All entries below are to be set down again, identical to the source.

▶ **Records about charts and figures**:
++++++++

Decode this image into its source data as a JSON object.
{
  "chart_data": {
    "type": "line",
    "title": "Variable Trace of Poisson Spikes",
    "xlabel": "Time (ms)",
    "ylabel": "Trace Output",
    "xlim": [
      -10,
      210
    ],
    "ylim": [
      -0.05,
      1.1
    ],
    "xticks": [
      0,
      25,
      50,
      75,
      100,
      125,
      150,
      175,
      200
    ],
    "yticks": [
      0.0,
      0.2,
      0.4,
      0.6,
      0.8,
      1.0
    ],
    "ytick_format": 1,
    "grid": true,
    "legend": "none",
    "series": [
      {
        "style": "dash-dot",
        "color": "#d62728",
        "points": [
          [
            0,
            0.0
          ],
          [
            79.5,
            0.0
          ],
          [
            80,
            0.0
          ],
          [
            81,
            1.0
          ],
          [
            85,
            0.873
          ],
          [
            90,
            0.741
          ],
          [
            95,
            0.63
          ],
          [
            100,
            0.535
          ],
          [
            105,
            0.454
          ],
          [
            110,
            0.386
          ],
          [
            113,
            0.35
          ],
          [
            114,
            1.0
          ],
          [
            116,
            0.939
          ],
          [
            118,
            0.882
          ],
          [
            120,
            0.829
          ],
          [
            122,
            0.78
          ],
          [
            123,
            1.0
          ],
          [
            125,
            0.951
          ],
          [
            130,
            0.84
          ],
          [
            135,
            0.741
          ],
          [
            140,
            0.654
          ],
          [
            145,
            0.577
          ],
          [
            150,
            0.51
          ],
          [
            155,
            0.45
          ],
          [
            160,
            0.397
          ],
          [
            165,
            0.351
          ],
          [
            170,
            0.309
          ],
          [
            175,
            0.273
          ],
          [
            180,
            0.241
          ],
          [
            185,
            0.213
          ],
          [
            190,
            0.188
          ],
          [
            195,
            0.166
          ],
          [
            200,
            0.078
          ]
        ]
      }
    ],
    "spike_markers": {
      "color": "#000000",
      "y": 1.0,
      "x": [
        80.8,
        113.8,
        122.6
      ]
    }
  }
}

++++++++

▶ **SOLUTION TO THIS TASK**:
Decode this image into its source data as a JSON object.
{
  "chart_data": {
    "type": "line",
    "title": "Variable Trace of Poisson Spikes",
    "xlabel": "Time (ms)",
    "ylabel": "Trace Output",
    "xlim": [
      -10,
      210
    ],
    "ylim": [
      -0.05,
      1.1
    ],
    "xticks": [
      0,
      25,
      50,
      75,
      100,
      125,
      150,
      175,
      200
    ],
    "yticks": [
      0.0,
      0.2,
      0.4,
      0.6,
      0.8,
      1.0
    ],
    "ytick_format": 1,
    "grid": true,
    "legend": "none",
    "series": [
      {
        "style": "dash-dot",
        "color": "#d62728",
        "points": [
          [
            0,
            0.0
          ],
          [
            79.5,
            0.0
          ],
          [
            80,
            0.0
          ],
          [
            81,
            1.0
          ],
          [
            85,
            0.873
          ],
          [
            90,
            0.741
          ],
          [
            95,
            0.63
          ],
          [
            100,
            0.535
          ],
          [
            105,
            0.454
          ],
          [
            110,
            0.386
          ],
          [
            113,
            0.35
          ],
          [
            114,
            1.0
          ],
          [
            116,
            0.939
          ],
          [
            118,
            0.882
          ],
          [
            120,
            0.829
          ],
          [
            122,
            0.78
          ],
          [
            123,
            1.0
          ],
          [
            125,
            0.951
          ],
          [
            130,
            0.84
          ],
          [
            135,
            0.741
          ],
          [
            140,
            0.654
          ],
          [
            145,
            0.577
          ],
          [
            150,
            0.51
          ],
          [
            155,
            0.45
          ],
          [
            160,
            0.397
          ],
          [
            165,
            0.351
          ],
          [
            170,
            0.309
          ],
          [
            175,
            0.273
          ],
          [
            180,
            0.241
          ],
          [
            185,
            0.213
          ],
          [
            190,
            0.188
          ],
          [
            195,
            0.166
          ],
          [
            200,
            0.078
          ]
        ]
      }
    ],
    "spike_markers": {
      "color": "#000000",
      "y": 1.0,
      "x": [
        80.8,
        113.8,
        122.6
      ]
    }
  }
}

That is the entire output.